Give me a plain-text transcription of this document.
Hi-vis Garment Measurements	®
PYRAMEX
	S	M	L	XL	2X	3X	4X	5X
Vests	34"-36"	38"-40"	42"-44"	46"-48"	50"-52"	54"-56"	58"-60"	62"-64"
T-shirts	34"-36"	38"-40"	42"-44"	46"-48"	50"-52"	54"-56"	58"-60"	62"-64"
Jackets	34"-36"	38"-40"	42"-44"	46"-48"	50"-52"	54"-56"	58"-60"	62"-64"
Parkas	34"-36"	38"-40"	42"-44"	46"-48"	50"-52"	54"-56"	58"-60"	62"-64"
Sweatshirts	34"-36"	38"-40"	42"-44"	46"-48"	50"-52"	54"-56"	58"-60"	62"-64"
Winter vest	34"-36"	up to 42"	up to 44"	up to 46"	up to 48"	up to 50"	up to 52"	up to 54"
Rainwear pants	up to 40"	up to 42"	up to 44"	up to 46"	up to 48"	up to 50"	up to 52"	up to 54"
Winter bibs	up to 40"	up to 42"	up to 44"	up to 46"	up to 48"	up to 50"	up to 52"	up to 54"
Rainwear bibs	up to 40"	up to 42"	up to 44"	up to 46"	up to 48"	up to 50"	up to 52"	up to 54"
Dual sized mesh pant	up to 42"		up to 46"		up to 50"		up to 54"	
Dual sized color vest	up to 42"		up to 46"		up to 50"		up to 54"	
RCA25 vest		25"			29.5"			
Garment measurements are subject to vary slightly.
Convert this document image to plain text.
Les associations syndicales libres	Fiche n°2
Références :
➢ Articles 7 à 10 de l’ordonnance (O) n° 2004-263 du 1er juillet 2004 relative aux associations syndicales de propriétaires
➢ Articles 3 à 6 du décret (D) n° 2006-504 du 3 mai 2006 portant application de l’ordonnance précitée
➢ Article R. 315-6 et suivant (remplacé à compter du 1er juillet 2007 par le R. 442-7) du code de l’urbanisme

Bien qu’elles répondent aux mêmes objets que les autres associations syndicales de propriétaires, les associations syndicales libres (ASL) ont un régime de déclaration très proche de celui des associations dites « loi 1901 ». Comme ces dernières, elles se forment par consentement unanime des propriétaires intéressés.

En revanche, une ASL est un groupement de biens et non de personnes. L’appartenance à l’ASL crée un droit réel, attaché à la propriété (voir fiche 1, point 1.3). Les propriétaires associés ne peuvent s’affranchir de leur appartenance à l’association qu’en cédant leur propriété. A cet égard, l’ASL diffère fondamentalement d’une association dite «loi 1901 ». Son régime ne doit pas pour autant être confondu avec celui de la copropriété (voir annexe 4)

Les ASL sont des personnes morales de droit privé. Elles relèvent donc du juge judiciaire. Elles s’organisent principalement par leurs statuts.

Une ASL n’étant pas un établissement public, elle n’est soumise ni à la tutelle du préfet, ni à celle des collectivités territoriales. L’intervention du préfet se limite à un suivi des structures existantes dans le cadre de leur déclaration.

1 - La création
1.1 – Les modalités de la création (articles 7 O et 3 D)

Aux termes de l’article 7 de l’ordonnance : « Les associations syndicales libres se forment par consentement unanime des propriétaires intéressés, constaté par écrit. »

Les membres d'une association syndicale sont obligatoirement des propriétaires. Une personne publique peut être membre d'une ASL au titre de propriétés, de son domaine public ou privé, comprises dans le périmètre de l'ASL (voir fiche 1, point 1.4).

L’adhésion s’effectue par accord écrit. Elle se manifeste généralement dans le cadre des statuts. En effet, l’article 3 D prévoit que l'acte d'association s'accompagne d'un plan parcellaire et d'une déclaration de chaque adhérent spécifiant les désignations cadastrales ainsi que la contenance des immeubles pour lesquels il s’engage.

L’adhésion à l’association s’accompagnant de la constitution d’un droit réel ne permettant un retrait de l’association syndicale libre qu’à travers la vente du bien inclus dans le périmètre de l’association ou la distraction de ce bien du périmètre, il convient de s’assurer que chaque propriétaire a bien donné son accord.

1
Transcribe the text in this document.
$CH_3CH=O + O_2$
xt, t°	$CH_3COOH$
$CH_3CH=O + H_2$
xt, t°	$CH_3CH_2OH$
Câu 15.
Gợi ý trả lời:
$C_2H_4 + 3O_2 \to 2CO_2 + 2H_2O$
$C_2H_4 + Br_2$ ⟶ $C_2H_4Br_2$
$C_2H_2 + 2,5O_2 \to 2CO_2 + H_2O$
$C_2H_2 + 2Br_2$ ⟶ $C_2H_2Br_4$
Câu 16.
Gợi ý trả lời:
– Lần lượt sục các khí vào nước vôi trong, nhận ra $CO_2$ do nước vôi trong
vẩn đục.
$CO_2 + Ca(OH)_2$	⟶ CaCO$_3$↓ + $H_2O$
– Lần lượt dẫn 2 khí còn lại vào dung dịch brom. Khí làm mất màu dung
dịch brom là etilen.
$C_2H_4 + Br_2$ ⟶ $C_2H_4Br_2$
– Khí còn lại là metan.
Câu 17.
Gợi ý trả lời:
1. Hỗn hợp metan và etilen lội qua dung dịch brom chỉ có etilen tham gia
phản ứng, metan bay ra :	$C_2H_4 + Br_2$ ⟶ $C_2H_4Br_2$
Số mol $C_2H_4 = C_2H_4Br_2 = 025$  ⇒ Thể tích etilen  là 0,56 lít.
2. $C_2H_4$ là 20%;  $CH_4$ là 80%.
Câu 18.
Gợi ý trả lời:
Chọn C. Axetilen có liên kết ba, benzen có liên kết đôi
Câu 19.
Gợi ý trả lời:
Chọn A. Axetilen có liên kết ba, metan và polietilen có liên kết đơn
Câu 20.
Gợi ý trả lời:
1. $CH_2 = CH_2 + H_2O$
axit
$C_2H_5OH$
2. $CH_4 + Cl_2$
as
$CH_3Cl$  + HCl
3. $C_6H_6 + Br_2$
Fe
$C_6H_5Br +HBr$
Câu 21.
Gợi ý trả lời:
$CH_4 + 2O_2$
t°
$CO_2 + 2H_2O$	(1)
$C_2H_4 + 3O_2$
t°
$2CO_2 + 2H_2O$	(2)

What is needed: Which lines hold the word "lượt"? Copy every one of them.

Written answer:
– Lần lượt sục các khí vào nước vôi trong, nhận ra $CO_2$ do nước vôi trong
– Lần lượt dẫn 2 khí còn lại vào dung dịch brom. Khí làm mất màu dung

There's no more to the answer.